### What the exercise asks
Reproduce the records below exactly as given.
--- Start Entries provided ---
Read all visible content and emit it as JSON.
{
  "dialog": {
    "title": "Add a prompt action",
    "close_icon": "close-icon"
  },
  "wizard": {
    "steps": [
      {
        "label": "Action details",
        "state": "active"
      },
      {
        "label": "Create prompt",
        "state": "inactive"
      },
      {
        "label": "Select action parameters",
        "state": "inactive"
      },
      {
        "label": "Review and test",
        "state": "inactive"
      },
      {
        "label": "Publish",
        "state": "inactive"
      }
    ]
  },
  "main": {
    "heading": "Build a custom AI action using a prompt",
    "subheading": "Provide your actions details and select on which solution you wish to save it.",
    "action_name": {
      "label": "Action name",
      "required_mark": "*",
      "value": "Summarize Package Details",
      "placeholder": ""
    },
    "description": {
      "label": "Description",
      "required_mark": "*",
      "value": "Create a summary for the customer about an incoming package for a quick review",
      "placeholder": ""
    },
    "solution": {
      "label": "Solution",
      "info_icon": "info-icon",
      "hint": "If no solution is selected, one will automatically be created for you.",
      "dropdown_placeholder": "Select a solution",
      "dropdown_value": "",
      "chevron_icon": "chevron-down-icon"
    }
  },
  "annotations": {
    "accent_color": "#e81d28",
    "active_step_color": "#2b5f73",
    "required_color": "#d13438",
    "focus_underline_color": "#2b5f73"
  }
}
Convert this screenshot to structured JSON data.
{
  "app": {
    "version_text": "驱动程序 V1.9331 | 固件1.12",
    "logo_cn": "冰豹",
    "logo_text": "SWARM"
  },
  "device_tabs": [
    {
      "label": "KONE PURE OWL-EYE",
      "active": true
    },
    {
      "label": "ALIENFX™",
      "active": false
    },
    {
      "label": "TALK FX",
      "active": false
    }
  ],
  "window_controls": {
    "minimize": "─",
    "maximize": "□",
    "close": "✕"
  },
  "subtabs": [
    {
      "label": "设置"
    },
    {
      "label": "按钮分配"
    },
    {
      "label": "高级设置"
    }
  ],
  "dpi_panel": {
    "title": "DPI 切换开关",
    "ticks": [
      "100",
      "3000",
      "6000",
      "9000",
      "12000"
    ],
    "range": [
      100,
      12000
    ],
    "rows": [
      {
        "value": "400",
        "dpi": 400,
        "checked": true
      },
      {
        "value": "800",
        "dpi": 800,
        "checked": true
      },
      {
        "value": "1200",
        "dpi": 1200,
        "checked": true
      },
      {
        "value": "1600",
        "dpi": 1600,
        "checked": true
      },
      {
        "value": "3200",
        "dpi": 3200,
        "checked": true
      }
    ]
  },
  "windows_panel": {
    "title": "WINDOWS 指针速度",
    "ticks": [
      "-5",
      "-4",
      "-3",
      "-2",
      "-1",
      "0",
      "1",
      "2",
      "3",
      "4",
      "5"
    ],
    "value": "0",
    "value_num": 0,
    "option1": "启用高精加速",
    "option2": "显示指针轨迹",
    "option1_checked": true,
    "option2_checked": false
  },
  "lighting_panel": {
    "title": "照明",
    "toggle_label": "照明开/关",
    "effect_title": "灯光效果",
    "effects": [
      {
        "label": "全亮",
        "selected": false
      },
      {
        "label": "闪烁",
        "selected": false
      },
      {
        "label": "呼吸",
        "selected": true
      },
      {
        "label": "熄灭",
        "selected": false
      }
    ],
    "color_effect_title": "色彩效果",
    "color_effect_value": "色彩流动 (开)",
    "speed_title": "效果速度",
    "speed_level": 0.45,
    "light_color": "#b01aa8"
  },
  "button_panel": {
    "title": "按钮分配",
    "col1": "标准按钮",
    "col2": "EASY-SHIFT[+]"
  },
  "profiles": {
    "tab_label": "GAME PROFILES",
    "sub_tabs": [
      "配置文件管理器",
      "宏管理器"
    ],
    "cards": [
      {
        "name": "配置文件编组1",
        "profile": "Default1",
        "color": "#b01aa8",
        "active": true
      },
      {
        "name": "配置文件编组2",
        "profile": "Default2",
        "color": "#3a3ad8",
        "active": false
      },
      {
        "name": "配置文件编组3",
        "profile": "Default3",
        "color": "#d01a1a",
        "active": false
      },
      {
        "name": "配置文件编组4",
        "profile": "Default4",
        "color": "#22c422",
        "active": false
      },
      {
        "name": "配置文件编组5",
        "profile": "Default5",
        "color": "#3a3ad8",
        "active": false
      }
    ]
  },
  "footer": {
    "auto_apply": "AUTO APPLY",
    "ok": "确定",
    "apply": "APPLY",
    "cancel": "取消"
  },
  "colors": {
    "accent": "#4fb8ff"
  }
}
--- End Entries provided ---
### Solution for this problem
Read all visible content and emit it as JSON.
{
  "dialog": {
    "title": "Add a prompt action",
    "close_icon": "close-icon"
  },
  "wizard": {
    "steps": [
      {
        "label": "Action details",
        "state": "active"
      },
      {
        "label": "Create prompt",
        "state": "inactive"
      },
      {
        "label": "Select action parameters",
        "state": "inactive"
      },
      {
        "label": "Review and test",
        "state": "inactive"
      },
      {
        "label": "Publish",
        "state": "inactive"
      }
    ]
  },
  "main": {
    "heading": "Build a custom AI action using a prompt",
    "subheading": "Provide your actions details and select on which solution you wish to save it.",
    "action_name": {
      "label": "Action name",
      "required_mark": "*",
      "value": "Summarize Package Details",
      "placeholder": ""
    },
    "description": {
      "label": "Description",
      "required_mark": "*",
      "value": "Create a summary for the customer about an incoming package for a quick review",
      "placeholder": ""
    },
    "solution": {
      "label": "Solution",
      "info_icon": "info-icon",
      "hint": "If no solution is selected, one will automatically be created for you.",
      "dropdown_placeholder": "Select a solution",
      "dropdown_value": "",
      "chevron_icon": "chevron-down-icon"
    }
  },
  "annotations": {
    "accent_color": "#e81d28",
    "active_step_color": "#2b5f73",
    "required_color": "#d13438",
    "focus_underline_color": "#2b5f73"
  }
}
Convert this screenshot to structured JSON data.
{
  "app": {
    "version_text": "驱动程序 V1.9331 | 固件1.12",
    "logo_cn": "冰豹",
    "logo_text": "SWARM"
  },
  "device_tabs": [
    {
      "label": "KONE PURE OWL-EYE",
      "active": true
    },
    {
      "label": "ALIENFX™",
      "active": false
    },
    {
      "label": "TALK FX",
      "active": false
    }
  ],
  "window_controls": {
    "minimize": "─",
    "maximize": "□",
    "close": "✕"
  },
  "subtabs": [
    {
      "label": "设置"
    },
    {
      "label": "按钮分配"
    },
    {
      "label": "高级设置"
    }
  ],
  "dpi_panel": {
    "title": "DPI 切换开关",
    "ticks": [
      "100",
      "3000",
      "6000",
      "9000",
      "12000"
    ],
    "range": [
      100,
      12000
    ],
    "rows": [
      {
        "value": "400",
        "dpi": 400,
        "checked": true
      },
      {
        "value": "800",
        "dpi": 800,
        "checked": true
      },
      {
        "value": "1200",
        "dpi": 1200,
        "checked": true
      },
      {
        "value": "1600",
        "dpi": 1600,
        "checked": true
      },
      {
        "value": "3200",
        "dpi": 3200,
        "checked": true
      }
    ]
  },
  "windows_panel": {
    "title": "WINDOWS 指针速度",
    "ticks": [
      "-5",
      "-4",
      "-3",
      "-2",
      "-1",
      "0",
      "1",
      "2",
      "3",
      "4",
      "5"
    ],
    "value": "0",
    "value_num": 0,
    "option1": "启用高精加速",
    "option2": "显示指针轨迹",
    "option1_checked": true,
    "option2_checked": false
  },
  "lighting_panel": {
    "title": "照明",
    "toggle_label": "照明开/关",
    "effect_title": "灯光效果",
    "effects": [
      {
        "label": "全亮",
        "selected": false
      },
      {
        "label": "闪烁",
        "selected": false
      },
      {
        "label": "呼吸",
        "selected": true
      },
      {
        "label": "熄灭",
        "selected": false
      }
    ],
    "color_effect_title": "色彩效果",
    "color_effect_value": "色彩流动 (开)",
    "speed_title": "效果速度",
    "speed_level": 0.45,
    "light_color": "#b01aa8"
  },
  "button_panel": {
    "title": "按钮分配",
    "col1": "标准按钮",
    "col2": "EASY-SHIFT[+]"
  },
  "profiles": {
    "tab_label": "GAME PROFILES",
    "sub_tabs": [
      "配置文件管理器",
      "宏管理器"
    ],
    "cards": [
      {
        "name": "配置文件编组1",
        "profile": "Default1",
        "color": "#b01aa8",
        "active": true
      },
      {
        "name": "配置文件编组2",
        "profile": "Default2",
        "color": "#3a3ad8",
        "active": false
      },
      {
        "name": "配置文件编组3",
        "profile": "Default3",
        "color": "#d01a1a",
        "active": false
      },
      {
        "name": "配置文件编组4",
        "profile": "Default4",
        "color": "#22c422",
        "active": false
      },
      {
        "name": "配置文件编组5",
        "profile": "Default5",
        "color": "#3a3ad8",
        "active": false
      }
    ]
  },
  "footer": {
    "auto_apply": "AUTO APPLY",
    "ok": "确定",
    "apply": "APPLY",
    "cancel": "取消"
  },
  "colors": {
    "accent": "#4fb8ff"
  }
}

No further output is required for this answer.